══ Data shown

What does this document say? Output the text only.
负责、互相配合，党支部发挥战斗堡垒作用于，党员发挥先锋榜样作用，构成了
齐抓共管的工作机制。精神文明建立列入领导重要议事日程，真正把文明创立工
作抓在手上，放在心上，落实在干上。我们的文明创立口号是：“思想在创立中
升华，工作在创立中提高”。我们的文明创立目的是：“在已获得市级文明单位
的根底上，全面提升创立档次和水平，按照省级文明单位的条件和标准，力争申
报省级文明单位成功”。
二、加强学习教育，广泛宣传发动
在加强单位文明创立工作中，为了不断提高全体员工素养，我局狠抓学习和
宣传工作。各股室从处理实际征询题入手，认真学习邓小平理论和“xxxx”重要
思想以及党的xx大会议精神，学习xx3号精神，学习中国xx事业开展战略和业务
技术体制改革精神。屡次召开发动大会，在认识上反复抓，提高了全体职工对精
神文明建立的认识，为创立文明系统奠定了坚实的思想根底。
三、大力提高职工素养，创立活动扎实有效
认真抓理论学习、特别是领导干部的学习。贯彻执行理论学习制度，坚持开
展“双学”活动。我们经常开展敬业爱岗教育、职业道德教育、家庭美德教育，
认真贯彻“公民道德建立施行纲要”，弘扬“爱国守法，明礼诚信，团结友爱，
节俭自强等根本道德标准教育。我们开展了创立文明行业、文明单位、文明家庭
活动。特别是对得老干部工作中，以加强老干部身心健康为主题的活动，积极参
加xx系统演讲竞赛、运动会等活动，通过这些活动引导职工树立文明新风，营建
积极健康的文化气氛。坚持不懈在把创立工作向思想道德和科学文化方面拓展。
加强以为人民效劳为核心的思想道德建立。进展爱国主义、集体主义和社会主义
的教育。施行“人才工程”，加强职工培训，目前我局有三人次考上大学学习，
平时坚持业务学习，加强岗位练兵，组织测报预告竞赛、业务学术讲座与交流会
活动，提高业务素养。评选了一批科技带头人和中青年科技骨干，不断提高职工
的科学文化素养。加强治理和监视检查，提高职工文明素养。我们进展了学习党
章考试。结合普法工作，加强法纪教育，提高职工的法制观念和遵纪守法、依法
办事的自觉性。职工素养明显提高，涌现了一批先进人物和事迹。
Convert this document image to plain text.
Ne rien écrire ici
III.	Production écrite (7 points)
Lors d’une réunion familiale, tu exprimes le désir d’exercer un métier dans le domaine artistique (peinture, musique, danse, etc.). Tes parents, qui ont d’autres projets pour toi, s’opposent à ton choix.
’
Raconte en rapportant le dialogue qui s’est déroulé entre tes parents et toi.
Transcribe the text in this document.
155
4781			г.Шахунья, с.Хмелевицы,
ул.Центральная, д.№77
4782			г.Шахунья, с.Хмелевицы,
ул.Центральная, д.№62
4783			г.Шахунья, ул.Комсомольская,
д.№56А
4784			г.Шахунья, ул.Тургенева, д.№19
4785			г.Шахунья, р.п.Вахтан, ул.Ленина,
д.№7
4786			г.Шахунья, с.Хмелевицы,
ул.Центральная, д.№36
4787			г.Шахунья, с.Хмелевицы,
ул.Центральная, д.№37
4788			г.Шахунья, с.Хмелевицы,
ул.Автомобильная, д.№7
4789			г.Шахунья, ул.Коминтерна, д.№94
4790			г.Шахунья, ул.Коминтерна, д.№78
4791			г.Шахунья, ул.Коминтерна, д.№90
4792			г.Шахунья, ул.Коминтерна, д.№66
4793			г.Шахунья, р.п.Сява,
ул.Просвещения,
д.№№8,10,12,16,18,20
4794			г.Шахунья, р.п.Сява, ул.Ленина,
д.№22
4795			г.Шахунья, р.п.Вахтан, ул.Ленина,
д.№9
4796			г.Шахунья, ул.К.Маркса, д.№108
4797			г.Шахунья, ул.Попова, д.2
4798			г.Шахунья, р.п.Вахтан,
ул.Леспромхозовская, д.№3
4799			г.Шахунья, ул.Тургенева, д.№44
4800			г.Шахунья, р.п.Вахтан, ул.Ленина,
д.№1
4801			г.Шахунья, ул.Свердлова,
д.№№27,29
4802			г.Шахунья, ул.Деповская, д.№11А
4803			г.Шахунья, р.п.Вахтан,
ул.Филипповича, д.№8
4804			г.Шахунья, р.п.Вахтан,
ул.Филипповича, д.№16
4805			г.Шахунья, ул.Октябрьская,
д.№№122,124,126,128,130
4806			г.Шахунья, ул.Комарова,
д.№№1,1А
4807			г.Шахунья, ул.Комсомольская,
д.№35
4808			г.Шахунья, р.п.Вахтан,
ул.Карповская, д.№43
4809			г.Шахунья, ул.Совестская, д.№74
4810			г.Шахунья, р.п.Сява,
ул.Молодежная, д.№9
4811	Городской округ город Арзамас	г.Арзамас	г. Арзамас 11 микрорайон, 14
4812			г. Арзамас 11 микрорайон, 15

════

Find the word "Комсомольская" in the records and pull out each line that has it.

**Response to the task:**
4783			г.Шахунья, ул.Комсомольская,
4807			г.Шахунья, ул.Комсомольская,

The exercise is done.